▸ **Given exercise**
Work out how many lines of the data hold the string "Percentage", and reply with that number alone.

(Records from a collection)
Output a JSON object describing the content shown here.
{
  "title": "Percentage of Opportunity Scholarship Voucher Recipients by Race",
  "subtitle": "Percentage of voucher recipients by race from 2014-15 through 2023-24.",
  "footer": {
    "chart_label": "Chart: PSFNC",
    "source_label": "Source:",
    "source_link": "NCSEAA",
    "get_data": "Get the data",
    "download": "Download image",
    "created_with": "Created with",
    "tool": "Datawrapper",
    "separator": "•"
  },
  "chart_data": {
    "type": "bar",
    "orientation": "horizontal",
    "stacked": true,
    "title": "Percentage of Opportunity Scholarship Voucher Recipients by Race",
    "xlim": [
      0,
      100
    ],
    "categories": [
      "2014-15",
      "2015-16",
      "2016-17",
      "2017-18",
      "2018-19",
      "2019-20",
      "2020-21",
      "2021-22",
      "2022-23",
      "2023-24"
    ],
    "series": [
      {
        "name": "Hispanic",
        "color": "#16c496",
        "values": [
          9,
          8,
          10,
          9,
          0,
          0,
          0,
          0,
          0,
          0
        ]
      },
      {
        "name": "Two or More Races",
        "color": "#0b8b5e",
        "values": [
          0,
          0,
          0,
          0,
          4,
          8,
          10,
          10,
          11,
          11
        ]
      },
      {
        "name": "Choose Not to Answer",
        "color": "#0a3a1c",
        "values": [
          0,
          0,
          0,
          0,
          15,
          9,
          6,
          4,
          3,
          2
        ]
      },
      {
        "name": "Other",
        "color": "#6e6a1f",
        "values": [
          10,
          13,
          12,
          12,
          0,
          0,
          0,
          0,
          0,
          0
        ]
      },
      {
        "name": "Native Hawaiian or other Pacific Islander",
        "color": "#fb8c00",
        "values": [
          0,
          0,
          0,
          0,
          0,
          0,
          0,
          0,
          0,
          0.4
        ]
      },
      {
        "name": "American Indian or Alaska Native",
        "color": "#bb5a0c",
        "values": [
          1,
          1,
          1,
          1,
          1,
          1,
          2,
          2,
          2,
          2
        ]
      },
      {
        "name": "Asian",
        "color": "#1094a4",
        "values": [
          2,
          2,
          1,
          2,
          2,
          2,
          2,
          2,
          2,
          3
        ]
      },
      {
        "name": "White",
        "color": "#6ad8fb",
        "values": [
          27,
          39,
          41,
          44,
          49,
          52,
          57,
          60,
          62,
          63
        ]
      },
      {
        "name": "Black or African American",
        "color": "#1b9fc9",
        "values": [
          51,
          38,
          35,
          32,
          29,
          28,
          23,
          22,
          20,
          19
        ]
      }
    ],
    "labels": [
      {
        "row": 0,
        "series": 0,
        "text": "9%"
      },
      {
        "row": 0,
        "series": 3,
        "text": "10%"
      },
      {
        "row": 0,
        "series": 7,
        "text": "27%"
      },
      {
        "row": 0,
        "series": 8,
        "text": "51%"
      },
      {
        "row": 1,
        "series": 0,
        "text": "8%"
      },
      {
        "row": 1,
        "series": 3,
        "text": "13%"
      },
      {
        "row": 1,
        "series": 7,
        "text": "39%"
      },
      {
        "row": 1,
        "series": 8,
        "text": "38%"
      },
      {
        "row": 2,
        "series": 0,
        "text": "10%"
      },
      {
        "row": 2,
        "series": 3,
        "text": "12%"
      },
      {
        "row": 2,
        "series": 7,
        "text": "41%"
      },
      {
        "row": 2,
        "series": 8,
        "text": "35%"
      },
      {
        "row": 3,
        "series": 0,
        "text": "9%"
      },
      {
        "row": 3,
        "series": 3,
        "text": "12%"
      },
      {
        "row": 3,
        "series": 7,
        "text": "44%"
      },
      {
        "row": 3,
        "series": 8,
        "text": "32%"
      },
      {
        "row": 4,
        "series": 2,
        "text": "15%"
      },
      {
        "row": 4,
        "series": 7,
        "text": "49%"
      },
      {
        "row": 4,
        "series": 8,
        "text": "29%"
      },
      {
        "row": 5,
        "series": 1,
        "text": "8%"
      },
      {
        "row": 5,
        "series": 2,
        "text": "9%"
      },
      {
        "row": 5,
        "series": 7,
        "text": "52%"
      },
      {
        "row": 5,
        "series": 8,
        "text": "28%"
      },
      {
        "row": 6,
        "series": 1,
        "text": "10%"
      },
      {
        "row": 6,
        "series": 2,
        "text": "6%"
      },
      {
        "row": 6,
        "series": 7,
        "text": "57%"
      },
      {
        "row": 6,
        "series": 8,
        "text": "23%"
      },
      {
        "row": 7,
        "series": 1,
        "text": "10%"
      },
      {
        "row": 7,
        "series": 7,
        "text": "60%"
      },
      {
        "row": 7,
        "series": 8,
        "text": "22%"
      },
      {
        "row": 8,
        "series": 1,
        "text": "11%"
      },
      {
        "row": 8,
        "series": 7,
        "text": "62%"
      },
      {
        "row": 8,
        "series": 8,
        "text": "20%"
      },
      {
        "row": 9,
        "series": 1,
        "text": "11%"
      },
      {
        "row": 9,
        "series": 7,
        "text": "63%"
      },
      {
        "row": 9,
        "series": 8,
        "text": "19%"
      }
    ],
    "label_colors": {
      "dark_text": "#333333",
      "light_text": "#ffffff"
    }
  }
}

...

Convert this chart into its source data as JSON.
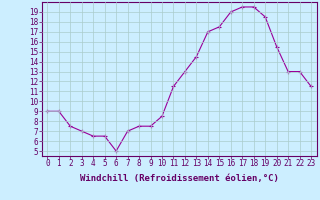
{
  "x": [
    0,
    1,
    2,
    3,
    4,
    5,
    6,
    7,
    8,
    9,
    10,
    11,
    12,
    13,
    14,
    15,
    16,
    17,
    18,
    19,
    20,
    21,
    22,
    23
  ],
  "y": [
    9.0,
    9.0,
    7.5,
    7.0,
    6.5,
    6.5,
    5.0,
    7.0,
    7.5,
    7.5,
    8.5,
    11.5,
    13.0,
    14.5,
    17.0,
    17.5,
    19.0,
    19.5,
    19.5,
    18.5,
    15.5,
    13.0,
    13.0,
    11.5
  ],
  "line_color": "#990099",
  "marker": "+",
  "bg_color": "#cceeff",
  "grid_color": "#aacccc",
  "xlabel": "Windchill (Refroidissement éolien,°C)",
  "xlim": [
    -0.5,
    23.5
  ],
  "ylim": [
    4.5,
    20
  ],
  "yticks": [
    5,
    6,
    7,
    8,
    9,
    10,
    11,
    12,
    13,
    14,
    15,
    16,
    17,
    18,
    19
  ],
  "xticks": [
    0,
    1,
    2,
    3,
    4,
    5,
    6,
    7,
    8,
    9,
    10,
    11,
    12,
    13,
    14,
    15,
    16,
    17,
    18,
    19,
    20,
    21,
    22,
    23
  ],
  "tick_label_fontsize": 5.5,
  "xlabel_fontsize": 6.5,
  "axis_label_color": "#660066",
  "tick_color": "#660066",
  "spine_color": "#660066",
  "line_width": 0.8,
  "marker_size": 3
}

▸ **Answer in full**
3